## Task input
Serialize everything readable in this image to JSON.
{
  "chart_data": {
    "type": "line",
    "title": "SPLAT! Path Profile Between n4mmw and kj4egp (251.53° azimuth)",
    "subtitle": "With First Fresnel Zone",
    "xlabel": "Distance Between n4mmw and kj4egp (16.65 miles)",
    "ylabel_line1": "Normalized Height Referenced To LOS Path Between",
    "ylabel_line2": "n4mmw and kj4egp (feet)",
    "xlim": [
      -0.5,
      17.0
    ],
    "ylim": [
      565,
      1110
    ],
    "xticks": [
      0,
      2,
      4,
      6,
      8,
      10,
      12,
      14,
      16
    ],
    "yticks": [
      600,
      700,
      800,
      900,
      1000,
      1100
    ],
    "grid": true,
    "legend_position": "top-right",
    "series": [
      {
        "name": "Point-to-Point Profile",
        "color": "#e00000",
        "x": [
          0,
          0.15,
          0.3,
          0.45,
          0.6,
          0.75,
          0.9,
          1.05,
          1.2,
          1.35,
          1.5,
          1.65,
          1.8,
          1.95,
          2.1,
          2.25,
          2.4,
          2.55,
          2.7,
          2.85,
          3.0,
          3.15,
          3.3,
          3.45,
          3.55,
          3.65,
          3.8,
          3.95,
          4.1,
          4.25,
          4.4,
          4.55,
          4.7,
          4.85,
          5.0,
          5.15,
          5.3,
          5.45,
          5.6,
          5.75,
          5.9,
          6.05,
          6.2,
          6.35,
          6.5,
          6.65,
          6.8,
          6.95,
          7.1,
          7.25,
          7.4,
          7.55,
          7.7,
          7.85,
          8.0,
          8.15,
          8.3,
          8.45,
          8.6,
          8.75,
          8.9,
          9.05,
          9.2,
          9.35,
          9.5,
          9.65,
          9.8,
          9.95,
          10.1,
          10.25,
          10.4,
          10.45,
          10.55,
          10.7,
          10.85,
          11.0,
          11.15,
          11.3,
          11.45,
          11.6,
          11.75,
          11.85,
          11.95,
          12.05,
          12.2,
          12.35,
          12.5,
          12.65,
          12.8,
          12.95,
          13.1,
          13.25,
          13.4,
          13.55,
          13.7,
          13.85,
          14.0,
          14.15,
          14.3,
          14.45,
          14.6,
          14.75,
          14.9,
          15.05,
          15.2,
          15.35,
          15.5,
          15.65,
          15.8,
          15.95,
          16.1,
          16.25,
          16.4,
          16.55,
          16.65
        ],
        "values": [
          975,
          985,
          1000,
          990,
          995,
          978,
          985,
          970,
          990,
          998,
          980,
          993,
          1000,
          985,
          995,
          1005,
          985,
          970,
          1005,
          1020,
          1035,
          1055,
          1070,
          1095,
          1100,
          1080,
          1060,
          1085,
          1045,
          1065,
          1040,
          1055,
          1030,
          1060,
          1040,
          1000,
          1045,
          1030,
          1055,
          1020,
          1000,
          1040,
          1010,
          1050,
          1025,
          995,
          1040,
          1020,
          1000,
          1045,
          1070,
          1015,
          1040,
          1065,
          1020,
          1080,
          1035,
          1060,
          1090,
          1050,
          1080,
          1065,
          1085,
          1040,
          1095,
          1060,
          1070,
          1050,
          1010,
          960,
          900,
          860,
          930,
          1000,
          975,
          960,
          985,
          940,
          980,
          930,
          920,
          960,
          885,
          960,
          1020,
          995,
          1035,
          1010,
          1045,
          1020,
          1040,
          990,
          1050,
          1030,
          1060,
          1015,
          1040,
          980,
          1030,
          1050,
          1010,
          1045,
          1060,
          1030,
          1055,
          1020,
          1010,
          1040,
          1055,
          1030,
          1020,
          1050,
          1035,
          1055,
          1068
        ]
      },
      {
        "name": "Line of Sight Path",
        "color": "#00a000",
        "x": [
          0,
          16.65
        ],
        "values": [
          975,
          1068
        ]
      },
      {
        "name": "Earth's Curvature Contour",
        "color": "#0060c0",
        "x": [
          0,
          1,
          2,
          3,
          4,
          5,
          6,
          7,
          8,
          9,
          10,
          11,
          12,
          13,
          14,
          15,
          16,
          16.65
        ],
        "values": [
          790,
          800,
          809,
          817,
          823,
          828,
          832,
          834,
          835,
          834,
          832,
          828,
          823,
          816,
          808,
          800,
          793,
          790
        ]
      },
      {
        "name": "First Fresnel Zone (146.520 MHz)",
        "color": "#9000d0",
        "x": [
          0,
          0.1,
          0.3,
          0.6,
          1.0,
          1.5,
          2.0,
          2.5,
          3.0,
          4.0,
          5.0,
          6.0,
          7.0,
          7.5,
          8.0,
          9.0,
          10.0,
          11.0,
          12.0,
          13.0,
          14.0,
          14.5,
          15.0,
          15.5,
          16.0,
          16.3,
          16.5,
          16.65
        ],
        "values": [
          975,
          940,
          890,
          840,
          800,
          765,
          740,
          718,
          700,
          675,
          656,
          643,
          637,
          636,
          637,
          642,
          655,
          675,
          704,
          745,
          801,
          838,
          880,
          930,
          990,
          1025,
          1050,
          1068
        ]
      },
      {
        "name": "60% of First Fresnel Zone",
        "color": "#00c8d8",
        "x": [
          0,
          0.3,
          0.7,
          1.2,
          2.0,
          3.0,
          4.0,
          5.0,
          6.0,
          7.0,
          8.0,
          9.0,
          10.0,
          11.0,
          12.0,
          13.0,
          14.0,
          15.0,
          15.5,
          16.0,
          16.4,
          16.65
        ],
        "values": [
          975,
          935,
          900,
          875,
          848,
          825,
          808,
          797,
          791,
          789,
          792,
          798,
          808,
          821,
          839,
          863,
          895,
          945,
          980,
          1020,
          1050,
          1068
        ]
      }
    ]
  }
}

## Stated problem
Please reproduce each record precisely as written.

## Reply
Serialize everything readable in this image to JSON.
{
  "chart_data": {
    "type": "line",
    "title": "SPLAT! Path Profile Between n4mmw and kj4egp (251.53° azimuth)",
    "subtitle": "With First Fresnel Zone",
    "xlabel": "Distance Between n4mmw and kj4egp (16.65 miles)",
    "ylabel_line1": "Normalized Height Referenced To LOS Path Between",
    "ylabel_line2": "n4mmw and kj4egp (feet)",
    "xlim": [
      -0.5,
      17.0
    ],
    "ylim": [
      565,
      1110
    ],
    "xticks": [
      0,
      2,
      4,
      6,
      8,
      10,
      12,
      14,
      16
    ],
    "yticks": [
      600,
      700,
      800,
      900,
      1000,
      1100
    ],
    "grid": true,
    "legend_position": "top-right",
    "series": [
      {
        "name": "Point-to-Point Profile",
        "color": "#e00000",
        "x": [
          0,
          0.15,
          0.3,
          0.45,
          0.6,
          0.75,
          0.9,
          1.05,
          1.2,
          1.35,
          1.5,
          1.65,
          1.8,
          1.95,
          2.1,
          2.25,
          2.4,
          2.55,
          2.7,
          2.85,
          3.0,
          3.15,
          3.3,
          3.45,
          3.55,
          3.65,
          3.8,
          3.95,
          4.1,
          4.25,
          4.4,
          4.55,
          4.7,
          4.85,
          5.0,
          5.15,
          5.3,
          5.45,
          5.6,
          5.75,
          5.9,
          6.05,
          6.2,
          6.35,
          6.5,
          6.65,
          6.8,
          6.95,
          7.1,
          7.25,
          7.4,
          7.55,
          7.7,
          7.85,
          8.0,
          8.15,
          8.3,
          8.45,
          8.6,
          8.75,
          8.9,
          9.05,
          9.2,
          9.35,
          9.5,
          9.65,
          9.8,
          9.95,
          10.1,
          10.25,
          10.4,
          10.45,
          10.55,
          10.7,
          10.85,
          11.0,
          11.15,
          11.3,
          11.45,
          11.6,
          11.75,
          11.85,
          11.95,
          12.05,
          12.2,
          12.35,
          12.5,
          12.65,
          12.8,
          12.95,
          13.1,
          13.25,
          13.4,
          13.55,
          13.7,
          13.85,
          14.0,
          14.15,
          14.3,
          14.45,
          14.6,
          14.75,
          14.9,
          15.05,
          15.2,
          15.35,
          15.5,
          15.65,
          15.8,
          15.95,
          16.1,
          16.25,
          16.4,
          16.55,
          16.65
        ],
        "values": [
          975,
          985,
          1000,
          990,
          995,
          978,
          985,
          970,
          990,
          998,
          980,
          993,
          1000,
          985,
          995,
          1005,
          985,
          970,
          1005,
          1020,
          1035,
          1055,
          1070,
          1095,
          1100,
          1080,
          1060,
          1085,
          1045,
          1065,
          1040,
          1055,
          1030,
          1060,
          1040,
          1000,
          1045,
          1030,
          1055,
          1020,
          1000,
          1040,
          1010,
          1050,
          1025,
          995,
          1040,
          1020,
          1000,
          1045,
          1070,
          1015,
          1040,
          1065,
          1020,
          1080,
          1035,
          1060,
          1090,
          1050,
          1080,
          1065,
          1085,
          1040,
          1095,
          1060,
          1070,
          1050,
          1010,
          960,
          900,
          860,
          930,
          1000,
          975,
          960,
          985,
          940,
          980,
          930,
          920,
          960,
          885,
          960,
          1020,
          995,
          1035,
          1010,
          1045,
          1020,
          1040,
          990,
          1050,
          1030,
          1060,
          1015,
          1040,
          980,
          1030,
          1050,
          1010,
          1045,
          1060,
          1030,
          1055,
          1020,
          1010,
          1040,
          1055,
          1030,
          1020,
          1050,
          1035,
          1055,
          1068
        ]
      },
      {
        "name": "Line of Sight Path",
        "color": "#00a000",
        "x": [
          0,
          16.65
        ],
        "values": [
          975,
          1068
        ]
      },
      {
        "name": "Earth's Curvature Contour",
        "color": "#0060c0",
        "x": [
          0,
          1,
          2,
          3,
          4,
          5,
          6,
          7,
          8,
          9,
          10,
          11,
          12,
          13,
          14,
          15,
          16,
          16.65
        ],
        "values": [
          790,
          800,
          809,
          817,
          823,
          828,
          832,
          834,
          835,
          834,
          832,
          828,
          823,
          816,
          808,
          800,
          793,
          790
        ]
      },
      {
        "name": "First Fresnel Zone (146.520 MHz)",
        "color": "#9000d0",
        "x": [
          0,
          0.1,
          0.3,
          0.6,
          1.0,
          1.5,
          2.0,
          2.5,
          3.0,
          4.0,
          5.0,
          6.0,
          7.0,
          7.5,
          8.0,
          9.0,
          10.0,
          11.0,
          12.0,
          13.0,
          14.0,
          14.5,
          15.0,
          15.5,
          16.0,
          16.3,
          16.5,
          16.65
        ],
        "values": [
          975,
          940,
          890,
          840,
          800,
          765,
          740,
          718,
          700,
          675,
          656,
          643,
          637,
          636,
          637,
          642,
          655,
          675,
          704,
          745,
          801,
          838,
          880,
          930,
          990,
          1025,
          1050,
          1068
        ]
      },
      {
        "name": "60% of First Fresnel Zone",
        "color": "#00c8d8",
        "x": [
          0,
          0.3,
          0.7,
          1.2,
          2.0,
          3.0,
          4.0,
          5.0,
          6.0,
          7.0,
          8.0,
          9.0,
          10.0,
          11.0,
          12.0,
          13.0,
          14.0,
          15.0,
          15.5,
          16.0,
          16.4,
          16.65
        ],
        "values": [
          975,
          935,
          900,
          875,
          848,
          825,
          808,
          797,
          791,
          789,
          792,
          798,
          808,
          821,
          839,
          863,
          895,
          945,
          980,
          1020,
          1050,
          1068
        ]
      }
    ]
  }
}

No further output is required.